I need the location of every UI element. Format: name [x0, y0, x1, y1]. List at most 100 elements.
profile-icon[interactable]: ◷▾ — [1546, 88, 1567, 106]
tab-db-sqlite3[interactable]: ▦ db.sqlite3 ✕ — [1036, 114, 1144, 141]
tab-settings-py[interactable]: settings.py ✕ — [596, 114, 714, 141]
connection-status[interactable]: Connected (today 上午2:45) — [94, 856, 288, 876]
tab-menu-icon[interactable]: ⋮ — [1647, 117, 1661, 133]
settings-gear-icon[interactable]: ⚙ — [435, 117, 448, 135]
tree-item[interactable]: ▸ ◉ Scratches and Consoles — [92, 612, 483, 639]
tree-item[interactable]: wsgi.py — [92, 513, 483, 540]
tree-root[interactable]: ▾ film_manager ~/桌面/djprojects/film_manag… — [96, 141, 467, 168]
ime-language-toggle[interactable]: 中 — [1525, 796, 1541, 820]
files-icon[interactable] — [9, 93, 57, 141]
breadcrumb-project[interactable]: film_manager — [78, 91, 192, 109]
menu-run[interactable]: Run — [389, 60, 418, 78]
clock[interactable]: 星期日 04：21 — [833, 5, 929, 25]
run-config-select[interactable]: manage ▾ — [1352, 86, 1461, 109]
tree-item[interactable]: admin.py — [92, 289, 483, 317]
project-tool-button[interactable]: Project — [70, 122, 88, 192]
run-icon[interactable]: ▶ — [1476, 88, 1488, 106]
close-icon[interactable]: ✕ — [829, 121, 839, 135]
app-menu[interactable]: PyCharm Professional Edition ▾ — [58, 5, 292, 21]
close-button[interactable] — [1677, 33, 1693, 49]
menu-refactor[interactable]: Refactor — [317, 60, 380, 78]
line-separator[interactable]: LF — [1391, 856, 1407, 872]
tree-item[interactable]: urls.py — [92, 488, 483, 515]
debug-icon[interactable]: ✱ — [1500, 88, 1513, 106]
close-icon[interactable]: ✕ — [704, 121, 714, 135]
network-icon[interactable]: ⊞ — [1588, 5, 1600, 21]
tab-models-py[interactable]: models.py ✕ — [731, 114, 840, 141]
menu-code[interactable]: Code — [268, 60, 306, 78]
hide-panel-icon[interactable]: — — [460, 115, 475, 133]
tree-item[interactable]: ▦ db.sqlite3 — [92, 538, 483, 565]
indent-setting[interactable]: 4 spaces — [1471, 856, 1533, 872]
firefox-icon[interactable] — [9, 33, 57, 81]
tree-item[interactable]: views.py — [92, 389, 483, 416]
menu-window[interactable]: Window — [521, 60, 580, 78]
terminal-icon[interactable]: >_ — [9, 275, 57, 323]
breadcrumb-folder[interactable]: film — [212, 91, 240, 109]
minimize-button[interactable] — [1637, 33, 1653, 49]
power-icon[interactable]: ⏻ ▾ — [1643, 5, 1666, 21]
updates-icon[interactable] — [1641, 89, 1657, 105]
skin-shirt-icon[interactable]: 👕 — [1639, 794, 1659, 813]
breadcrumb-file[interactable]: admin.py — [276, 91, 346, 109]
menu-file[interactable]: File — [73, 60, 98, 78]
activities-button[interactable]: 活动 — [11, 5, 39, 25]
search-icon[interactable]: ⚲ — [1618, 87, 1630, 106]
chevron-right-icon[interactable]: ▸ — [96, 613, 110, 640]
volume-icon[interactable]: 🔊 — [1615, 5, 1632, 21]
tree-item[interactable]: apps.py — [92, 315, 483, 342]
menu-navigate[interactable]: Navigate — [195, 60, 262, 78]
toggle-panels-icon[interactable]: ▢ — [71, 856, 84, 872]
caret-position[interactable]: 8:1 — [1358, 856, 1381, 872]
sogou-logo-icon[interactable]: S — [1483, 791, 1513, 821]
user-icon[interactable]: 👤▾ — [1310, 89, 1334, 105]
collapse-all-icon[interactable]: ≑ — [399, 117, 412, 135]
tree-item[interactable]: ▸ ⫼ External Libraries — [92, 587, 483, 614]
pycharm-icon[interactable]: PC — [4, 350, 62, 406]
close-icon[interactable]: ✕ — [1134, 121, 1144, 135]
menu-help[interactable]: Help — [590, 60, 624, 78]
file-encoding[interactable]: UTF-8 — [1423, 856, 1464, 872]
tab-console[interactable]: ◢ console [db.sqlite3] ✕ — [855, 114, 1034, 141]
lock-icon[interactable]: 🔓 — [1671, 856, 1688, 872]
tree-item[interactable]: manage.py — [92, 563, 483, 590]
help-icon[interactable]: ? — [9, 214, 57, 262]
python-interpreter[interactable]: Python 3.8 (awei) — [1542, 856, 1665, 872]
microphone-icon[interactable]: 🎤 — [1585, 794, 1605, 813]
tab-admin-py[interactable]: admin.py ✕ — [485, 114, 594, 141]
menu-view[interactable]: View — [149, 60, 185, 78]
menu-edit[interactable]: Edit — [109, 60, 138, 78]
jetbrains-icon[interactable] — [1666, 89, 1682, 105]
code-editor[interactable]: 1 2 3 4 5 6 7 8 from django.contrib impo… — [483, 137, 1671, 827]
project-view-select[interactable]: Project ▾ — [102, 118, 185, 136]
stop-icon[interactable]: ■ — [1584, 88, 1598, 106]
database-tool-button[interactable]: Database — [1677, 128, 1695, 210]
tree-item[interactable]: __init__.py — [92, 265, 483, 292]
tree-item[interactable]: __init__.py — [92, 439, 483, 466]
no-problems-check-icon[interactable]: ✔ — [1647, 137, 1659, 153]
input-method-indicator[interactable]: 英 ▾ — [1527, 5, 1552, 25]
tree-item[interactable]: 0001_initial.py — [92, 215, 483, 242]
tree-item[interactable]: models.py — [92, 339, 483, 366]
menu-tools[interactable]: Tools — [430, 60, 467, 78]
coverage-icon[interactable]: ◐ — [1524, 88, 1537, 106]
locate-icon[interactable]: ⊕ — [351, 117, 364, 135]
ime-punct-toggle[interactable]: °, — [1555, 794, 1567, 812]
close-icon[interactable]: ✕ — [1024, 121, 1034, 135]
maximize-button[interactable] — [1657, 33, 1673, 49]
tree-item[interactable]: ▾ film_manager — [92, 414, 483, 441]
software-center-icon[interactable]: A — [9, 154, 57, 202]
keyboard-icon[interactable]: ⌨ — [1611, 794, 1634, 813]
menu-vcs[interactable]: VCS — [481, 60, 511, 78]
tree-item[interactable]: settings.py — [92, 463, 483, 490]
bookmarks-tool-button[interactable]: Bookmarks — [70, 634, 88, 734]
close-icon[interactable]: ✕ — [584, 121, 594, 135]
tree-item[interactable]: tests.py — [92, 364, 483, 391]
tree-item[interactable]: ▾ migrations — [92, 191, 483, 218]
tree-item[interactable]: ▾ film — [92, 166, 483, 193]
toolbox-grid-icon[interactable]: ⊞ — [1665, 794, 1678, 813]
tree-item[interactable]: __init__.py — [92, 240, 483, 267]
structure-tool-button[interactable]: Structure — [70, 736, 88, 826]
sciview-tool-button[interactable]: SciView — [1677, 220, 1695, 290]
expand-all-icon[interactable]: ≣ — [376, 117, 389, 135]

# # # # #

## PROBLEM TO WORK ON
Copy out every one of the lines above, word for word, with nothing added or left out.

## CORRECT RESPONSE
I need the location of every UI element. Format: name [x0, y0, x1, y1]. List at most 100 elements.
profile-icon[interactable]: ◷▾ — [1546, 88, 1567, 106]
tab-db-sqlite3[interactable]: ▦ db.sqlite3 ✕ — [1036, 114, 1144, 141]
tab-settings-py[interactable]: settings.py ✕ — [596, 114, 714, 141]
connection-status[interactable]: Connected (today 上午2:45) — [94, 856, 288, 876]
tab-menu-icon[interactable]: ⋮ — [1647, 117, 1661, 133]
settings-gear-icon[interactable]: ⚙ — [435, 117, 448, 135]
tree-item[interactable]: ▸ ◉ Scratches and Consoles — [92, 612, 483, 639]
tree-item[interactable]: wsgi.py — [92, 513, 483, 540]
tree-root[interactable]: ▾ film_manager ~/桌面/djprojects/film_manag… — [96, 141, 467, 168]
ime-language-toggle[interactable]: 中 — [1525, 796, 1541, 820]
files-icon[interactable] — [9, 93, 57, 141]
breadcrumb-project[interactable]: film_manager — [78, 91, 192, 109]
menu-run[interactable]: Run — [389, 60, 418, 78]
clock[interactable]: 星期日 04：21 — [833, 5, 929, 25]
run-config-select[interactable]: manage ▾ — [1352, 86, 1461, 109]
tree-item[interactable]: admin.py — [92, 289, 483, 317]
project-tool-button[interactable]: Project — [70, 122, 88, 192]
run-icon[interactable]: ▶ — [1476, 88, 1488, 106]
close-icon[interactable]: ✕ — [829, 121, 839, 135]
app-menu[interactable]: PyCharm Professional Edition ▾ — [58, 5, 292, 21]
close-button[interactable] — [1677, 33, 1693, 49]
menu-refactor[interactable]: Refactor — [317, 60, 380, 78]
line-separator[interactable]: LF — [1391, 856, 1407, 872]
tree-item[interactable]: urls.py — [92, 488, 483, 515]
debug-icon[interactable]: ✱ — [1500, 88, 1513, 106]
close-icon[interactable]: ✕ — [704, 121, 714, 135]
network-icon[interactable]: ⊞ — [1588, 5, 1600, 21]
tab-models-py[interactable]: models.py ✕ — [731, 114, 840, 141]
menu-code[interactable]: Code — [268, 60, 306, 78]
hide-panel-icon[interactable]: — — [460, 115, 475, 133]
tree-item[interactable]: ▦ db.sqlite3 — [92, 538, 483, 565]
indent-setting[interactable]: 4 spaces — [1471, 856, 1533, 872]
firefox-icon[interactable] — [9, 33, 57, 81]
tree-item[interactable]: views.py — [92, 389, 483, 416]
menu-window[interactable]: Window — [521, 60, 580, 78]
terminal-icon[interactable]: >_ — [9, 275, 57, 323]
breadcrumb-folder[interactable]: film — [212, 91, 240, 109]
minimize-button[interactable] — [1637, 33, 1653, 49]
power-icon[interactable]: ⏻ ▾ — [1643, 5, 1666, 21]
updates-icon[interactable] — [1641, 89, 1657, 105]
skin-shirt-icon[interactable]: 👕 — [1639, 794, 1659, 813]
breadcrumb-file[interactable]: admin.py — [276, 91, 346, 109]
menu-file[interactable]: File — [73, 60, 98, 78]
activities-button[interactable]: 活动 — [11, 5, 39, 25]
search-icon[interactable]: ⚲ — [1618, 87, 1630, 106]
chevron-right-icon[interactable]: ▸ — [96, 613, 110, 640]
volume-icon[interactable]: 🔊 — [1615, 5, 1632, 21]
tree-item[interactable]: apps.py — [92, 315, 483, 342]
menu-navigate[interactable]: Navigate — [195, 60, 262, 78]
toggle-panels-icon[interactable]: ▢ — [71, 856, 84, 872]
caret-position[interactable]: 8:1 — [1358, 856, 1381, 872]
sogou-logo-icon[interactable]: S — [1483, 791, 1513, 821]
user-icon[interactable]: 👤▾ — [1310, 89, 1334, 105]
collapse-all-icon[interactable]: ≑ — [399, 117, 412, 135]
tree-item[interactable]: ▸ ⫼ External Libraries — [92, 587, 483, 614]
pycharm-icon[interactable]: PC — [4, 350, 62, 406]
close-icon[interactable]: ✕ — [1134, 121, 1144, 135]
menu-help[interactable]: Help — [590, 60, 624, 78]
file-encoding[interactable]: UTF-8 — [1423, 856, 1464, 872]
tab-console[interactable]: ◢ console [db.sqlite3] ✕ — [855, 114, 1034, 141]
lock-icon[interactable]: 🔓 — [1671, 856, 1688, 872]
tree-item[interactable]: manage.py — [92, 563, 483, 590]
help-icon[interactable]: ? — [9, 214, 57, 262]
python-interpreter[interactable]: Python 3.8 (awei) — [1542, 856, 1665, 872]
microphone-icon[interactable]: 🎤 — [1585, 794, 1605, 813]
tab-admin-py[interactable]: admin.py ✕ — [485, 114, 594, 141]
menu-view[interactable]: View — [149, 60, 185, 78]
menu-edit[interactable]: Edit — [109, 60, 138, 78]
jetbrains-icon[interactable] — [1666, 89, 1682, 105]
code-editor[interactable]: 1 2 3 4 5 6 7 8 from django.contrib impo… — [483, 137, 1671, 827]
project-view-select[interactable]: Project ▾ — [102, 118, 185, 136]
stop-icon[interactable]: ■ — [1584, 88, 1598, 106]
database-tool-button[interactable]: Database — [1677, 128, 1695, 210]
tree-item[interactable]: __init__.py — [92, 265, 483, 292]
tree-item[interactable]: __init__.py — [92, 439, 483, 466]
no-problems-check-icon[interactable]: ✔ — [1647, 137, 1659, 153]
input-method-indicator[interactable]: 英 ▾ — [1527, 5, 1552, 25]
tree-item[interactable]: 0001_initial.py — [92, 215, 483, 242]
tree-item[interactable]: models.py — [92, 339, 483, 366]
menu-tools[interactable]: Tools — [430, 60, 467, 78]
coverage-icon[interactable]: ◐ — [1524, 88, 1537, 106]
locate-icon[interactable]: ⊕ — [351, 117, 364, 135]
ime-punct-toggle[interactable]: °, — [1555, 794, 1567, 812]
close-icon[interactable]: ✕ — [1024, 121, 1034, 135]
maximize-button[interactable] — [1657, 33, 1673, 49]
tree-item[interactable]: ▾ film_manager — [92, 414, 483, 441]
software-center-icon[interactable]: A — [9, 154, 57, 202]
keyboard-icon[interactable]: ⌨ — [1611, 794, 1634, 813]
menu-vcs[interactable]: VCS — [481, 60, 511, 78]
tree-item[interactable]: settings.py — [92, 463, 483, 490]
bookmarks-tool-button[interactable]: Bookmarks — [70, 634, 88, 734]
close-icon[interactable]: ✕ — [584, 121, 594, 135]
tree-item[interactable]: tests.py — [92, 364, 483, 391]
tree-item[interactable]: ▾ migrations — [92, 191, 483, 218]
tree-item[interactable]: ▾ film — [92, 166, 483, 193]
toolbox-grid-icon[interactable]: ⊞ — [1665, 794, 1678, 813]
tree-item[interactable]: __init__.py — [92, 240, 483, 267]
structure-tool-button[interactable]: Structure — [70, 736, 88, 826]
sciview-tool-button[interactable]: SciView — [1677, 220, 1695, 290]
expand-all-icon[interactable]: ≣ — [376, 117, 389, 135]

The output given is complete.